## The task
Your task is to reproduce the entries below word for word.

(Figure dataset records)
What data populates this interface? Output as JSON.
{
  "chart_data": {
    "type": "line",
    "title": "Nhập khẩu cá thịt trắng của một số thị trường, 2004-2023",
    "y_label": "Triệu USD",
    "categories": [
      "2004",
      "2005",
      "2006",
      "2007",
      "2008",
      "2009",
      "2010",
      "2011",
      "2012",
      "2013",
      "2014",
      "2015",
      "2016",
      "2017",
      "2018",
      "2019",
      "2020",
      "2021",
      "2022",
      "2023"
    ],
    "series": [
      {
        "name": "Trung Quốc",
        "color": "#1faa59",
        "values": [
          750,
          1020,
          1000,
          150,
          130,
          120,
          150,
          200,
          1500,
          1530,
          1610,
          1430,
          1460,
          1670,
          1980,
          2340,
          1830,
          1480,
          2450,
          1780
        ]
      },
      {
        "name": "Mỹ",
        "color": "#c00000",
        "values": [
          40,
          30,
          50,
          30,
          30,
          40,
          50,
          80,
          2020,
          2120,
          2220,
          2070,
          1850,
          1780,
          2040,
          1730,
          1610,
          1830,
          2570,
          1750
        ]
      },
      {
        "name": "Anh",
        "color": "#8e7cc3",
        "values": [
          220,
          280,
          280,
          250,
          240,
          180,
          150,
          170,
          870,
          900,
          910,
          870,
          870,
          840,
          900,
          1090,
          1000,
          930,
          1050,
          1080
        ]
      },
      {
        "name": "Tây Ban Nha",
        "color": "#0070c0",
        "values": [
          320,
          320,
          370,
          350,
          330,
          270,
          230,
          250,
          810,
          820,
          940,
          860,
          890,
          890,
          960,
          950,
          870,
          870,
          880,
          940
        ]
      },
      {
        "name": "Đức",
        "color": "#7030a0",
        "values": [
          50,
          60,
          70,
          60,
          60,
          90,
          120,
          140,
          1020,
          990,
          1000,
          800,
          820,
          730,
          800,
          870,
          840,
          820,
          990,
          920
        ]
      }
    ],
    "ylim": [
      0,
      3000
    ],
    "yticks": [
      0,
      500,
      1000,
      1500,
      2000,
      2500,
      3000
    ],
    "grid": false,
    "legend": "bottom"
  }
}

## Output of the task
What data populates this interface? Output as JSON.
{
  "chart_data": {
    "type": "line",
    "title": "Nhập khẩu cá thịt trắng của một số thị trường, 2004-2023",
    "y_label": "Triệu USD",
    "categories": [
      "2004",
      "2005",
      "2006",
      "2007",
      "2008",
      "2009",
      "2010",
      "2011",
      "2012",
      "2013",
      "2014",
      "2015",
      "2016",
      "2017",
      "2018",
      "2019",
      "2020",
      "2021",
      "2022",
      "2023"
    ],
    "series": [
      {
        "name": "Trung Quốc",
        "color": "#1faa59",
        "values": [
          750,
          1020,
          1000,
          150,
          130,
          120,
          150,
          200,
          1500,
          1530,
          1610,
          1430,
          1460,
          1670,
          1980,
          2340,
          1830,
          1480,
          2450,
          1780
        ]
      },
      {
        "name": "Mỹ",
        "color": "#c00000",
        "values": [
          40,
          30,
          50,
          30,
          30,
          40,
          50,
          80,
          2020,
          2120,
          2220,
          2070,
          1850,
          1780,
          2040,
          1730,
          1610,
          1830,
          2570,
          1750
        ]
      },
      {
        "name": "Anh",
        "color": "#8e7cc3",
        "values": [
          220,
          280,
          280,
          250,
          240,
          180,
          150,
          170,
          870,
          900,
          910,
          870,
          870,
          840,
          900,
          1090,
          1000,
          930,
          1050,
          1080
        ]
      },
      {
        "name": "Tây Ban Nha",
        "color": "#0070c0",
        "values": [
          320,
          320,
          370,
          350,
          330,
          270,
          230,
          250,
          810,
          820,
          940,
          860,
          890,
          890,
          960,
          950,
          870,
          870,
          880,
          940
        ]
      },
      {
        "name": "Đức",
        "color": "#7030a0",
        "values": [
          50,
          60,
          70,
          60,
          60,
          90,
          120,
          140,
          1020,
          990,
          1000,
          800,
          820,
          730,
          800,
          870,
          840,
          820,
          990,
          920
        ]
      }
    ],
    "ylim": [
      0,
      3000
    ],
    "yticks": [
      0,
      500,
      1000,
      1500,
      2000,
      2500,
      3000
    ],
    "grid": false,
    "legend": "bottom"
  }
}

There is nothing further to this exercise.